#### Work to do
Reproduce the records below in full and without edits, omitting images.

#### Provided data
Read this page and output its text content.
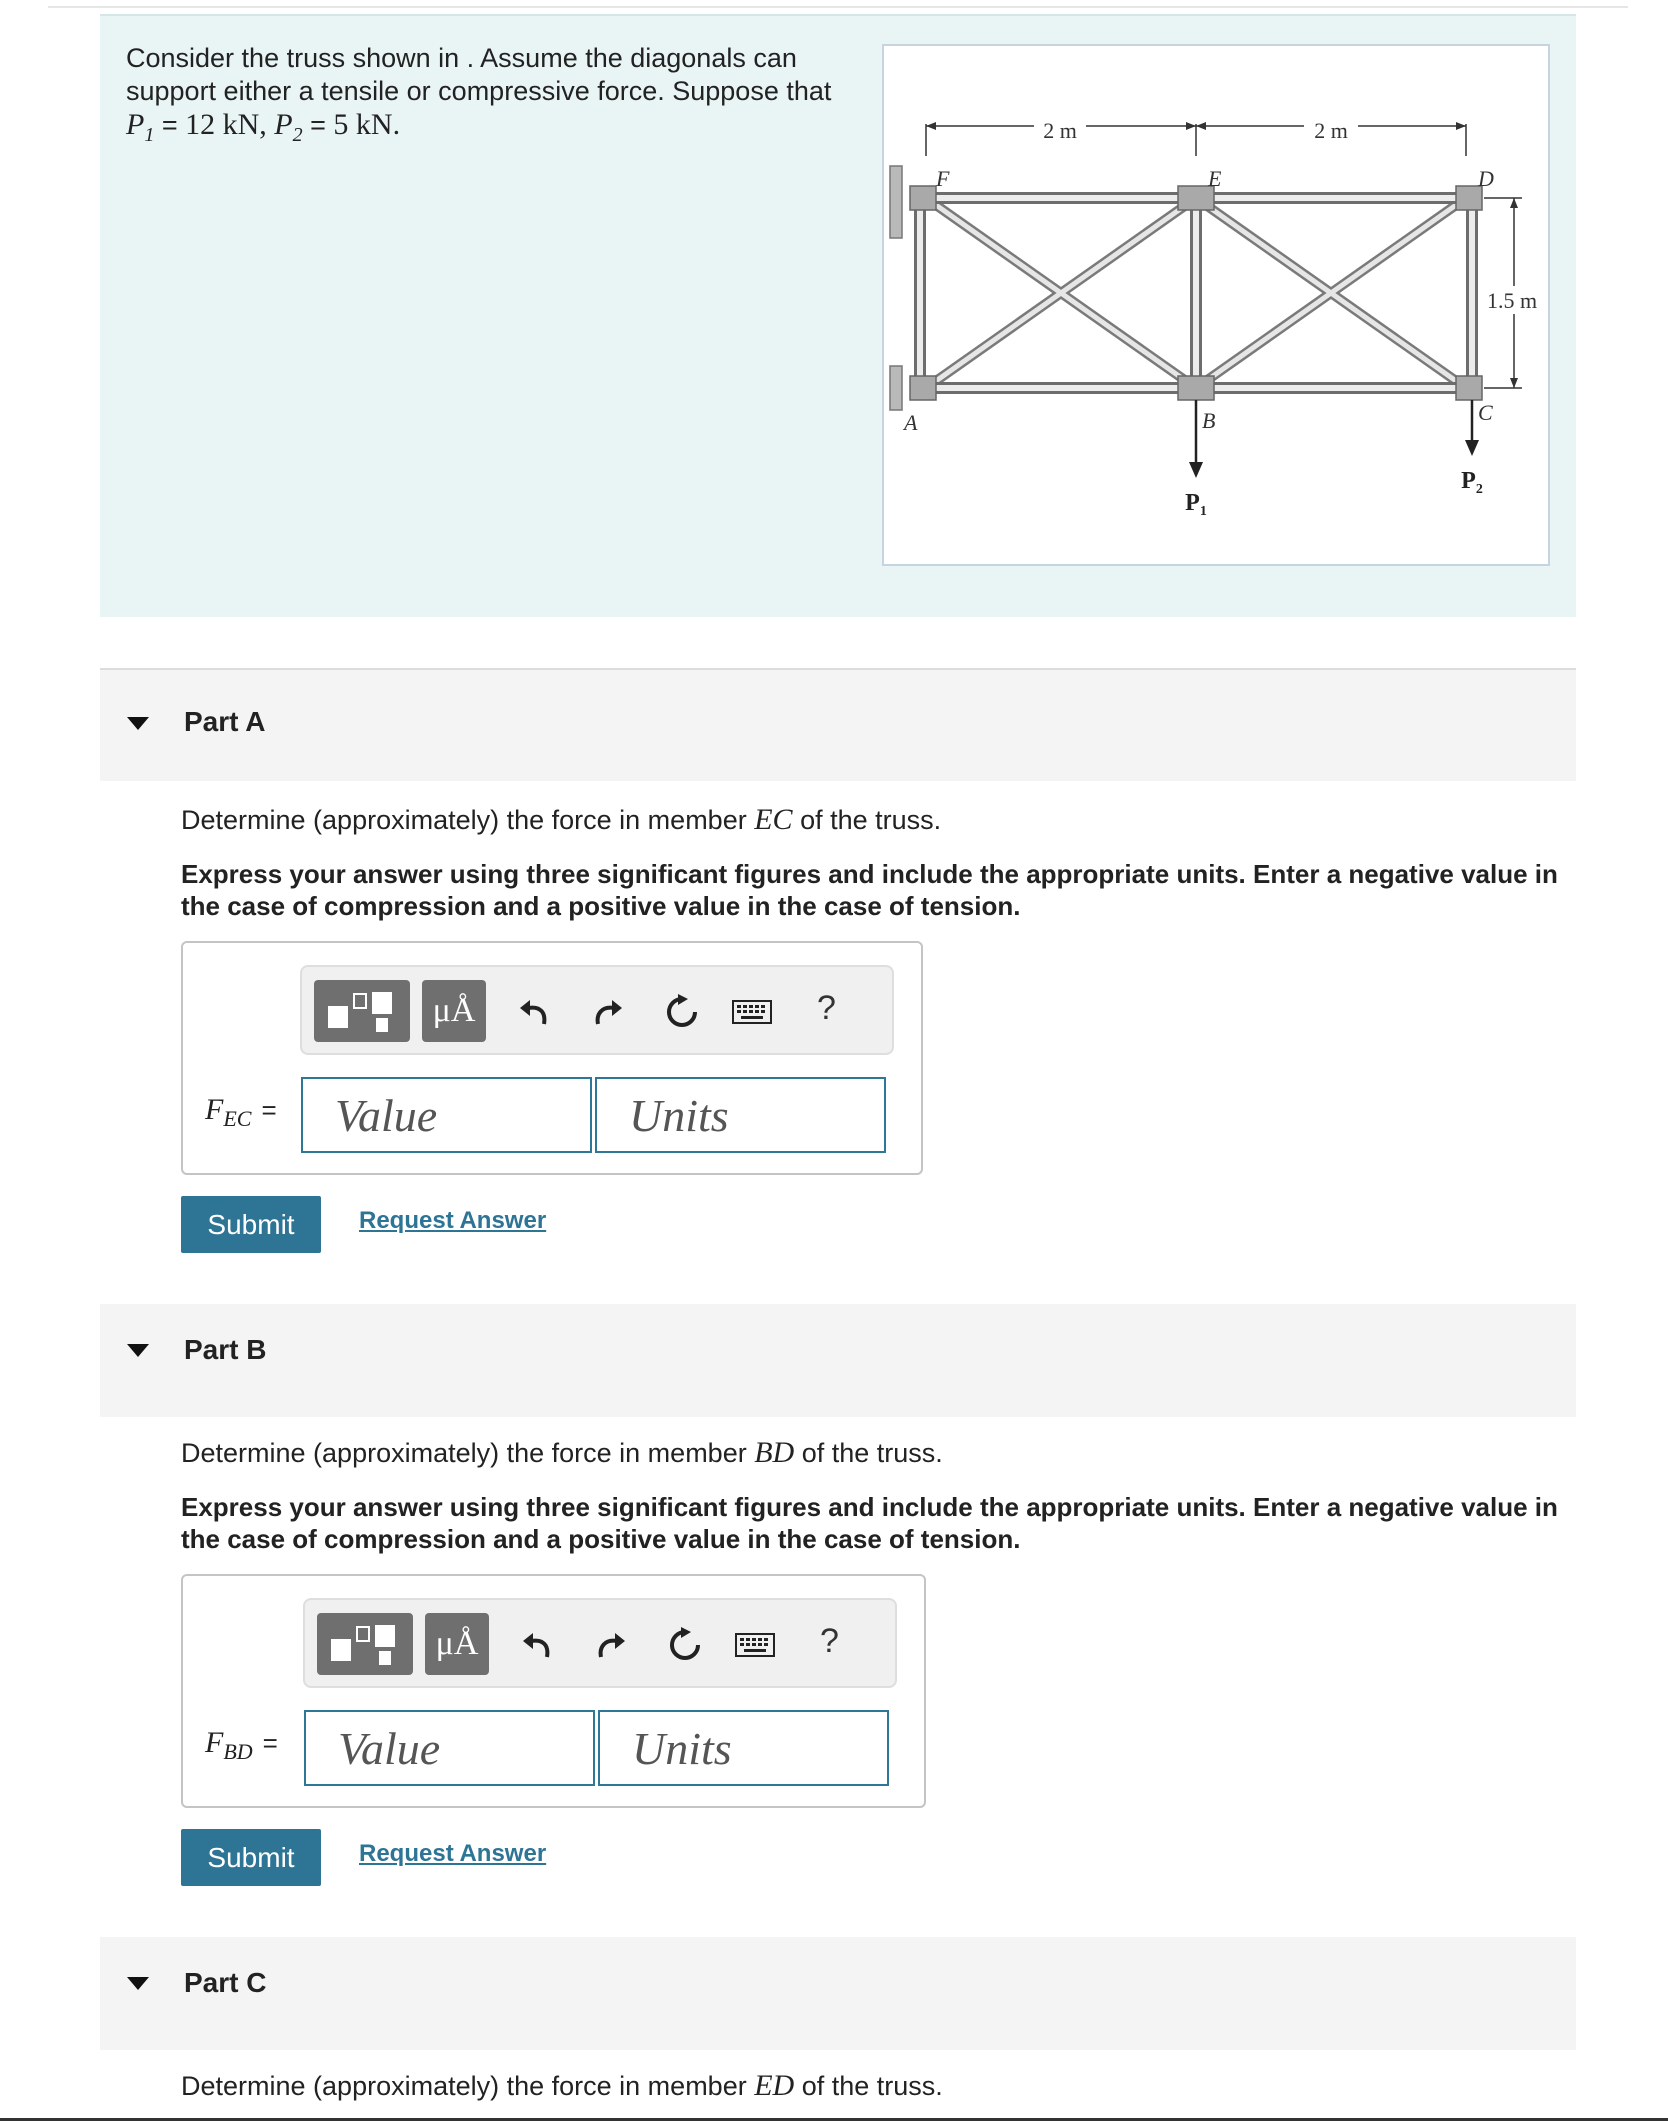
Consider the truss shown in . Assume the diagonals can support either a tensile or compressive force. Suppose that $P_1 = 12$ kN, $P_2 = 5$ kN.	2 m	2 m
1.5 m
$P_1$
$P_2$
F	E	D
A	B	C
Part A
Determine (approximately) the force in member EC of the truss.
Express your answer using three significant figures and include the appropriate units. Enter a negative value in the case of compression and a positive value in the case of tension.
μÅ	?
$F_{EC}$ =
Value
Units
Submit	Request Answer
Part B
Determine (approximately) the force in member BD of the truss.
Express your answer using three significant figures and include the appropriate units. Enter a negative value in the case of compression and a positive value in the case of tension.
μÅ	?
$F_{BD}$ =
Value
Units
Submit	Request Answer
Part C
Determine (approximately) the force in member ED of the truss.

#### Exercise solution
Read this page and output its text content.
Consider the truss shown in . Assume the diagonals can support either a tensile or compressive force. Suppose that $P_1 = 12$ kN, $P_2 = 5$ kN.	2 m	2 m
1.5 m
$P_1$
$P_2$
F	E	D
A	B	C
Part A
Determine (approximately) the force in member EC of the truss.
Express your answer using three significant figures and include the appropriate units. Enter a negative value in the case of compression and a positive value in the case of tension.
μÅ	?
$F_{EC}$ =
Value
Units
Submit	Request Answer
Part B
Determine (approximately) the force in member BD of the truss.
Express your answer using three significant figures and include the appropriate units. Enter a negative value in the case of compression and a positive value in the case of tension.
μÅ	?
$F_{BD}$ =
Value
Units
Submit	Request Answer
Part C
Determine (approximately) the force in member ED of the truss.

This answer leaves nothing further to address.